◆ **Dataset**
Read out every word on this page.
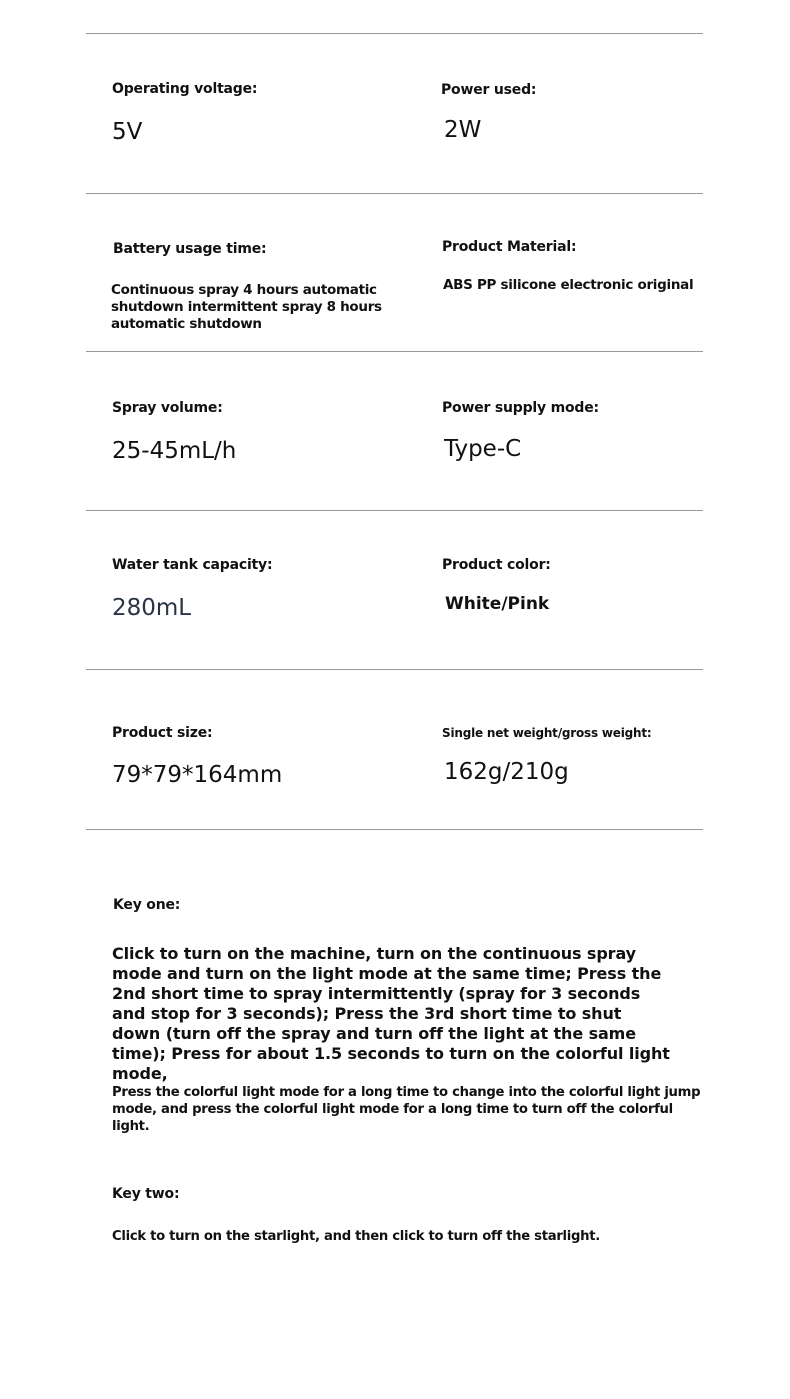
Operating voltage:

5V

Power used:

2W

Battery usage time:

Continuous spray 4 hours automatic shutdown intermittent spray 8 hours automatic shutdown

Product Material:

ABS PP silicone electronic original

Spray volume:

25-45mL/h

Power supply mode:

Type-C

Water tank capacity:

280mL

Product color:

White/Pink

Product size:

79*79*164mm

Single net weight/gross weight:

162g/210g

Key one:

Click to turn on the machine, turn on the continuous spray mode and turn on the light mode at the same time; Press the 2nd short time to spray intermittently (spray for 3 seconds and stop for 3 seconds); Press the 3rd short time to shut down (turn off the spray and turn off the light at the same time); Press for about 1.5 seconds to turn on the colorful light mode,

Press the colorful light mode for a long time to change into the colorful light jump mode, and press the colorful light mode for a long time to turn off the colorful light.

Key two:

Click to turn on the starlight, and then click to turn off the starlight.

◆ **Short exercise**
Filter the listing for the word "Product" and copy every line that holds it.

◆ **Response below**
Product Material:
Product color:
Product size:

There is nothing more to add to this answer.